__DATASET ENTRIES__:
········

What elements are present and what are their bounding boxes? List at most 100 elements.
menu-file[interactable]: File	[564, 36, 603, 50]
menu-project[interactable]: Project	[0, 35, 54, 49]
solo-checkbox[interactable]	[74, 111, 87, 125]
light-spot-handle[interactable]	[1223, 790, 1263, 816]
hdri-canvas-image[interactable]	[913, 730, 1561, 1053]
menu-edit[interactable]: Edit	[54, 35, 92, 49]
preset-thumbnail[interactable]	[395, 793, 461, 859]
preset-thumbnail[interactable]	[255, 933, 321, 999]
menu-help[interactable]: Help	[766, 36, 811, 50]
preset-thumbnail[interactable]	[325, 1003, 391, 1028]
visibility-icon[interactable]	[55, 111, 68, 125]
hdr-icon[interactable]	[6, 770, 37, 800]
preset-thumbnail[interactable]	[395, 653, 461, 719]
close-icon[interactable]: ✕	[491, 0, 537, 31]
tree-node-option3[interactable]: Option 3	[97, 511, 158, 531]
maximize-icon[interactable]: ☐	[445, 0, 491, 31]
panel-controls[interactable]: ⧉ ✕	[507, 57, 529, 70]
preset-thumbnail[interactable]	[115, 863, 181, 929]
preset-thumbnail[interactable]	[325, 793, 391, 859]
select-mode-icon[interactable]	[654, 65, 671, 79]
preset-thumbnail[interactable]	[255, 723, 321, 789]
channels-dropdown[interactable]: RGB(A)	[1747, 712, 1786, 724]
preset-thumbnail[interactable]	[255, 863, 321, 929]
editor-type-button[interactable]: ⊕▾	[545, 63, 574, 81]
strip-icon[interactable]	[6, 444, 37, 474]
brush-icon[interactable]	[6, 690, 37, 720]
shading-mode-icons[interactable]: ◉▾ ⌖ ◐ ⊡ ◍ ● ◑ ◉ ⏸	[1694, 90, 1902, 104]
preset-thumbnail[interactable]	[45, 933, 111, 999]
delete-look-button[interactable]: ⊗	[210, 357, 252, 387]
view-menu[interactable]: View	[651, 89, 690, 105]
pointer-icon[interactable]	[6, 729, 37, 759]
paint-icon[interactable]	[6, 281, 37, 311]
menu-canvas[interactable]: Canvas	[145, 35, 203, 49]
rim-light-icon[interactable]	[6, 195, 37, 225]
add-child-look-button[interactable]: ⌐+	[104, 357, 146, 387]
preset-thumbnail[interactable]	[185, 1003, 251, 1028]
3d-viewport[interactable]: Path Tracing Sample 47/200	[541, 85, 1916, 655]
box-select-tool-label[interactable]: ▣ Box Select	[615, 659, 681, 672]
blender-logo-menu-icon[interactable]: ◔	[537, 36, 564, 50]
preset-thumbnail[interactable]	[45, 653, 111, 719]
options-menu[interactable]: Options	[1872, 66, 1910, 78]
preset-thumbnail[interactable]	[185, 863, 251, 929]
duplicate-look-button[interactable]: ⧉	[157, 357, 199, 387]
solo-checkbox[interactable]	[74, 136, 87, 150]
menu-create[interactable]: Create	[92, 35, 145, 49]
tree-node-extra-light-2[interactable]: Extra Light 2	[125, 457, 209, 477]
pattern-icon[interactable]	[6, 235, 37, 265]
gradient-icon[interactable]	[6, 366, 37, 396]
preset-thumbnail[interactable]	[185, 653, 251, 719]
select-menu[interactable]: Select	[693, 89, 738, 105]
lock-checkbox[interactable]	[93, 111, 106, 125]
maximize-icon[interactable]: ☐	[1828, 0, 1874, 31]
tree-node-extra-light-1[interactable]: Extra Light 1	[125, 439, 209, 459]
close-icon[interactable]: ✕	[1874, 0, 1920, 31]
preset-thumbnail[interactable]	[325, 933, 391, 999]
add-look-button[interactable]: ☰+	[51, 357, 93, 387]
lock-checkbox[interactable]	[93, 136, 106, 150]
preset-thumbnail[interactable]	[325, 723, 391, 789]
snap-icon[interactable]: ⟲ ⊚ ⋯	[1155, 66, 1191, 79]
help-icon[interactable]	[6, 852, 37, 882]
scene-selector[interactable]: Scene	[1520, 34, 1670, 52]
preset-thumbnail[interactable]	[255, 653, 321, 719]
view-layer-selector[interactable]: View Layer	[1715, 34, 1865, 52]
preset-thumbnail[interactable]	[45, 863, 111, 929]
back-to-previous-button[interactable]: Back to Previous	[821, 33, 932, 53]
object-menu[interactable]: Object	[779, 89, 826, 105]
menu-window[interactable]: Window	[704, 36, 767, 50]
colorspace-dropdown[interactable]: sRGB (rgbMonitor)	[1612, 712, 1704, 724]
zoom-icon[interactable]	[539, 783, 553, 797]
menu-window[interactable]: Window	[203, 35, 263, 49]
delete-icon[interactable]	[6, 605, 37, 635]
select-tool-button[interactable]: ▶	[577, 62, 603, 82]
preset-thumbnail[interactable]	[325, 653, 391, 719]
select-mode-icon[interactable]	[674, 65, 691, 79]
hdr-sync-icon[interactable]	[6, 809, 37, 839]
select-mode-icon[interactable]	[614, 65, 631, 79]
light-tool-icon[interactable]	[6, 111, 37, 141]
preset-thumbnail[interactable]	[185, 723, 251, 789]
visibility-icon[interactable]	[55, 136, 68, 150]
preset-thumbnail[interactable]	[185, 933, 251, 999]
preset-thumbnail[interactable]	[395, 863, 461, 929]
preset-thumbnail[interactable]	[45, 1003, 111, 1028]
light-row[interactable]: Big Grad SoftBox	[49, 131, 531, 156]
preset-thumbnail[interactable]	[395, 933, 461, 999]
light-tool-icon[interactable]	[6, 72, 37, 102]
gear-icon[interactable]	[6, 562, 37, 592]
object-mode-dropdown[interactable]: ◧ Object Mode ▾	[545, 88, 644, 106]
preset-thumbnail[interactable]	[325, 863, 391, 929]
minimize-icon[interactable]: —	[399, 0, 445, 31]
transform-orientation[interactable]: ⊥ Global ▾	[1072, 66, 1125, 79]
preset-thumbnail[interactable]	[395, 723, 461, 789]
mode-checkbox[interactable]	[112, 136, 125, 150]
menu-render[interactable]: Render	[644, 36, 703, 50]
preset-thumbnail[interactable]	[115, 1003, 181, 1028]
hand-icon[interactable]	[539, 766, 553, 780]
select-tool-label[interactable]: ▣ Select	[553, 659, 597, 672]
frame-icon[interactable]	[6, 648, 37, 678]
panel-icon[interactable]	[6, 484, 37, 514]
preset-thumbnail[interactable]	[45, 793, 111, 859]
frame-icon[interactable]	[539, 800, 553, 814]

········

Please copy the data word for word, from its first line through the line that contains "730, 1561, 1053]", including both of those lines.

__FINISHED TASK__:
What elements are present and what are their bounding boxes? List at most 100 elements.
menu-file[interactable]: File	[564, 36, 603, 50]
menu-project[interactable]: Project	[0, 35, 54, 49]
solo-checkbox[interactable]	[74, 111, 87, 125]
light-spot-handle[interactable]	[1223, 790, 1263, 816]
hdri-canvas-image[interactable]	[913, 730, 1561, 1053]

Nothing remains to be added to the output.